**Dataset entries**
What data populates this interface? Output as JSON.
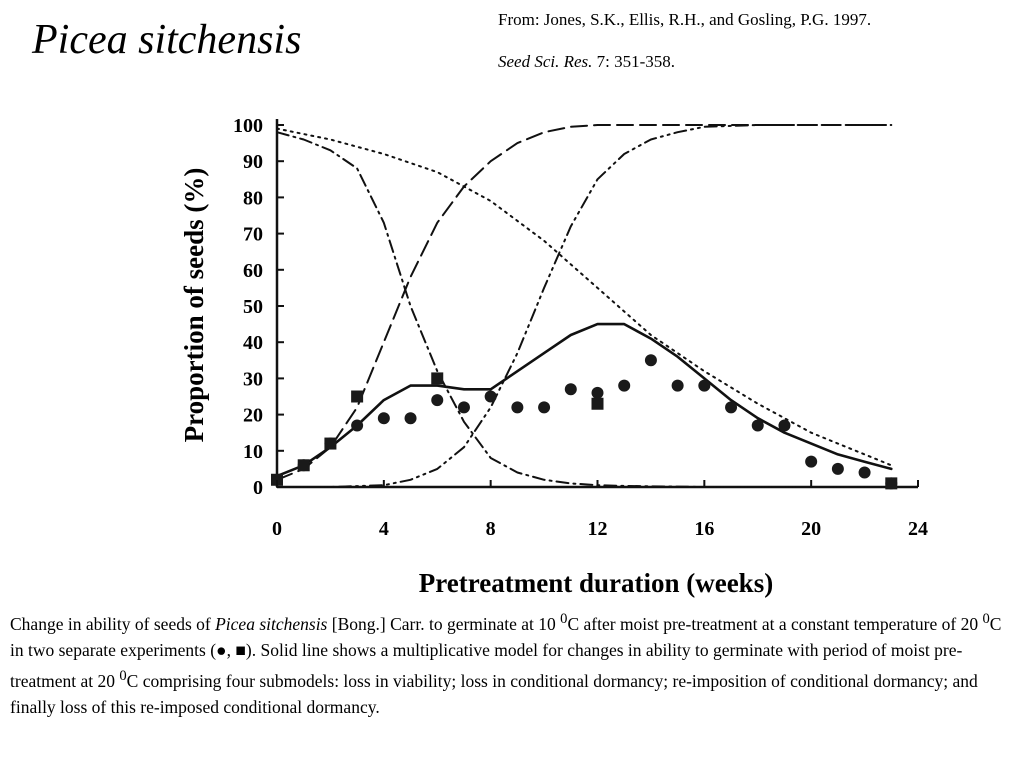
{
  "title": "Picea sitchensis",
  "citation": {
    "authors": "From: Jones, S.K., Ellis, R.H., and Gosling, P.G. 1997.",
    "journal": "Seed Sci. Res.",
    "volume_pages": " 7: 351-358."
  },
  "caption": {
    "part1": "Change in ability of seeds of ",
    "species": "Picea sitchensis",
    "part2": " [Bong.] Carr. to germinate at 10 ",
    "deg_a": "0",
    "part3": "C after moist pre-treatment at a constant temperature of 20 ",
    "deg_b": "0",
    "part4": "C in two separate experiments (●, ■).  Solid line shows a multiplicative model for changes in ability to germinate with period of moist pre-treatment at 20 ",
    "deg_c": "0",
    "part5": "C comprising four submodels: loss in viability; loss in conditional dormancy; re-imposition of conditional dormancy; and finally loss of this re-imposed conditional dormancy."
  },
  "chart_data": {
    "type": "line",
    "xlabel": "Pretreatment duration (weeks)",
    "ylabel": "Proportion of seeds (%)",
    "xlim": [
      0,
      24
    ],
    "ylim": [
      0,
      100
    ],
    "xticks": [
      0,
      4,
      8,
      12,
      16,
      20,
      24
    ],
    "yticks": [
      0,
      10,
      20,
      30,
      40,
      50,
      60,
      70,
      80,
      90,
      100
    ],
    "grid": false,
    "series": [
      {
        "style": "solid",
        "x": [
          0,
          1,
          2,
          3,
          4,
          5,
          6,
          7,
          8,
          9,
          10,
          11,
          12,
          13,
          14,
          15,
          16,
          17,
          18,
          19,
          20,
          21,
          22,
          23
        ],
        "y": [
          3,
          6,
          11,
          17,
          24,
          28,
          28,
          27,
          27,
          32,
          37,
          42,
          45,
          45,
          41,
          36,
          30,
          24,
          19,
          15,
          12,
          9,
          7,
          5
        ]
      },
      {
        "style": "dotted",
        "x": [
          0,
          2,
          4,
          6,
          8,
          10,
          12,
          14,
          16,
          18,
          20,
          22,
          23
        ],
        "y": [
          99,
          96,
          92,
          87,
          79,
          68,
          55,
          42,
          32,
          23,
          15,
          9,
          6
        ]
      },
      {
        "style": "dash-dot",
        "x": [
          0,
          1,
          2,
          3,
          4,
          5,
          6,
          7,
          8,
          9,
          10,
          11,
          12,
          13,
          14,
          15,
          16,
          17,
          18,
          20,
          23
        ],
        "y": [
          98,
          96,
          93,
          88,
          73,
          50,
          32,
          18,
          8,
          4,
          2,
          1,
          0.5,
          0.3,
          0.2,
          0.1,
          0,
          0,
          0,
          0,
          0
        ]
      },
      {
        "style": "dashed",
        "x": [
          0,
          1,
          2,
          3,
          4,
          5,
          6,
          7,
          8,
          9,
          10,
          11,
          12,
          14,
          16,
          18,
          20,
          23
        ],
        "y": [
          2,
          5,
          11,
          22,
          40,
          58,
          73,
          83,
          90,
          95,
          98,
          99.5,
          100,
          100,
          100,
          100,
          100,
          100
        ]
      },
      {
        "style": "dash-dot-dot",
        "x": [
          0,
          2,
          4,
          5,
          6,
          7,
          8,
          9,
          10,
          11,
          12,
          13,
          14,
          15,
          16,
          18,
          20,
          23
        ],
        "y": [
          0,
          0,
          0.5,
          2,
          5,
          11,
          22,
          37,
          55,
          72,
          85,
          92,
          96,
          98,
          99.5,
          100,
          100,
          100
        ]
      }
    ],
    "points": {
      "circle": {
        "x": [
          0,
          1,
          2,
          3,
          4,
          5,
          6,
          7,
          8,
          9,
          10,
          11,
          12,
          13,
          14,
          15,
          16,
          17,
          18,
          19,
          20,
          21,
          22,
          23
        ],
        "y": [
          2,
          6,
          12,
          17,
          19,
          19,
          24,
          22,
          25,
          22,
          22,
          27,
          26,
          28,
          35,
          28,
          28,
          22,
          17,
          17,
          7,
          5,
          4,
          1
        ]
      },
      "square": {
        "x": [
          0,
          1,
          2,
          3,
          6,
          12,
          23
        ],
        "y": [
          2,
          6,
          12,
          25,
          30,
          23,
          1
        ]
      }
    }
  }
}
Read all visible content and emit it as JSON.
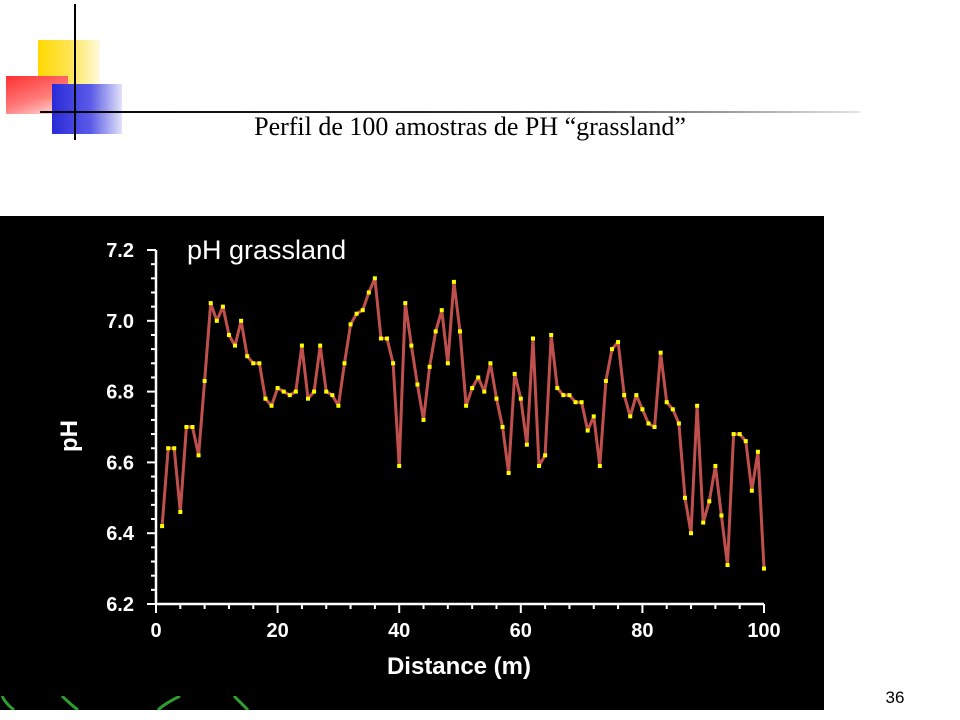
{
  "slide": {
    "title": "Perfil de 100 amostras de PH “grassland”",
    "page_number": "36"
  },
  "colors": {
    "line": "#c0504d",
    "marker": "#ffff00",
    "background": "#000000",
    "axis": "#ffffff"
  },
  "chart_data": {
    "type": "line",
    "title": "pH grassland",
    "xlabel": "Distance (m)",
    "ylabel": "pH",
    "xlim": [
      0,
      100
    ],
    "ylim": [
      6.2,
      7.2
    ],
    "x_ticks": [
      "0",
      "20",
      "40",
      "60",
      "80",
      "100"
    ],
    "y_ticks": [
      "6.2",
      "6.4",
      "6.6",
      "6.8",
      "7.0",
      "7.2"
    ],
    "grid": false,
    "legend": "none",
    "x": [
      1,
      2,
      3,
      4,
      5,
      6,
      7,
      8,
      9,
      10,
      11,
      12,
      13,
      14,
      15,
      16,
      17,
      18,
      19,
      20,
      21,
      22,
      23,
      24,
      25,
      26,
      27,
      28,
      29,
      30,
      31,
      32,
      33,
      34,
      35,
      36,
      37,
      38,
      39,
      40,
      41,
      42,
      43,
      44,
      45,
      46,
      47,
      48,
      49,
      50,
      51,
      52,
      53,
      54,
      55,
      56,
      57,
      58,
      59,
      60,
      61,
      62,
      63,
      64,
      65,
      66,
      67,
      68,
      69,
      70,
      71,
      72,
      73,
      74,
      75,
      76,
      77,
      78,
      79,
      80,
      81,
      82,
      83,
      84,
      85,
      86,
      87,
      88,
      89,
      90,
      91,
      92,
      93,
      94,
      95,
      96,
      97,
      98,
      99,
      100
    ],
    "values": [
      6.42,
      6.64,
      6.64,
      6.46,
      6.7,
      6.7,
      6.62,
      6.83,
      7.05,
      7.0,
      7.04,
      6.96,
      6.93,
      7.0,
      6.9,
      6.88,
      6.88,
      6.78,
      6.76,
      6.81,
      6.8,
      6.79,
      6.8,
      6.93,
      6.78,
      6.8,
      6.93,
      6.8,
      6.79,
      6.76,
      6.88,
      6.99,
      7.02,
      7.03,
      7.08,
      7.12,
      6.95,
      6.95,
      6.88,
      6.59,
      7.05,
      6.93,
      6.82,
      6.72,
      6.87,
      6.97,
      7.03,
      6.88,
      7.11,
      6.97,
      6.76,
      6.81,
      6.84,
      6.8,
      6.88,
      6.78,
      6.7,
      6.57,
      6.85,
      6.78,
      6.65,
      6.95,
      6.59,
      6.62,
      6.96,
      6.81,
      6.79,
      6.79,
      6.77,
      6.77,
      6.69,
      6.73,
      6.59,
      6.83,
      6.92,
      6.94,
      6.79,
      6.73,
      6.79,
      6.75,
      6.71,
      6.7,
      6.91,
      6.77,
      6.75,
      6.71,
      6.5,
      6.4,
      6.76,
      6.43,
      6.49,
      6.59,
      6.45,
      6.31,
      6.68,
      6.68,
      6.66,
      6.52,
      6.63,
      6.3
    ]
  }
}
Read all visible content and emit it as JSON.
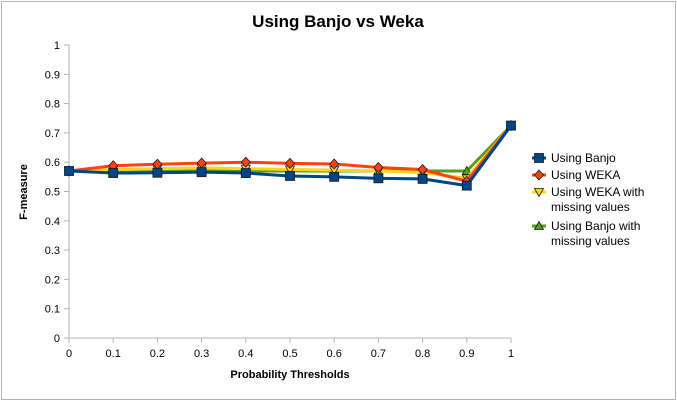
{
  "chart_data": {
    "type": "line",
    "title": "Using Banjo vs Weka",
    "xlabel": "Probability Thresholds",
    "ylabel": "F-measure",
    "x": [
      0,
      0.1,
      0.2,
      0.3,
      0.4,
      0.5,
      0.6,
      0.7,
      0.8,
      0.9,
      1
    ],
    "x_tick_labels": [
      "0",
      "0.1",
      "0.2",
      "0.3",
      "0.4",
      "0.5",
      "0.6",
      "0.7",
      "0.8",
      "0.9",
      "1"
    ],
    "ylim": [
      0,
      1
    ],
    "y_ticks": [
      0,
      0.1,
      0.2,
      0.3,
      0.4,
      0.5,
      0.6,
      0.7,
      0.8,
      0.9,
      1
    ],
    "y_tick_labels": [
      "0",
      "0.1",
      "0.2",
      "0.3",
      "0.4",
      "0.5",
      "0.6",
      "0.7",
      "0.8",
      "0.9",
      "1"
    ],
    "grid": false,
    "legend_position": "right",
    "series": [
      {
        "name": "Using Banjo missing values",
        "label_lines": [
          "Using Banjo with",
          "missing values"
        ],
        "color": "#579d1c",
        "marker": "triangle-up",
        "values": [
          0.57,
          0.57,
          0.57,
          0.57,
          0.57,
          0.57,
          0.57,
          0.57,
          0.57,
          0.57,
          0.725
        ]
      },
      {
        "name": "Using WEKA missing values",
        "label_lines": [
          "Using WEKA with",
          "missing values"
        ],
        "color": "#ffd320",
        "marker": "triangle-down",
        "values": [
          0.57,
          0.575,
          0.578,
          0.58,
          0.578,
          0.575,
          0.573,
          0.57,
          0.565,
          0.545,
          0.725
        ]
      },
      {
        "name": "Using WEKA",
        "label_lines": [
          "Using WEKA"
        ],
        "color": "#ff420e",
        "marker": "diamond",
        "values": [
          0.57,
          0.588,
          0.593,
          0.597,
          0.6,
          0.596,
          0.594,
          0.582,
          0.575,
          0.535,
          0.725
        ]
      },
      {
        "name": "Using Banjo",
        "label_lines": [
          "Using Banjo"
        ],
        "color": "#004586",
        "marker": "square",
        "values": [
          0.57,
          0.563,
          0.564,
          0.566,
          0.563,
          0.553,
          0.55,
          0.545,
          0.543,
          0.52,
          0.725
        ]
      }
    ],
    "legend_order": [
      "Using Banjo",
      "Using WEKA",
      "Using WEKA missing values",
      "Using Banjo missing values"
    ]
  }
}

**STATED GOAL**
Filter the data for the string "grassland" and copy every line that has it.

**TASK RESPONSE**
    "title": "Perfil de 100 amostras de PH “grassland”",
    "title": "pH grassland",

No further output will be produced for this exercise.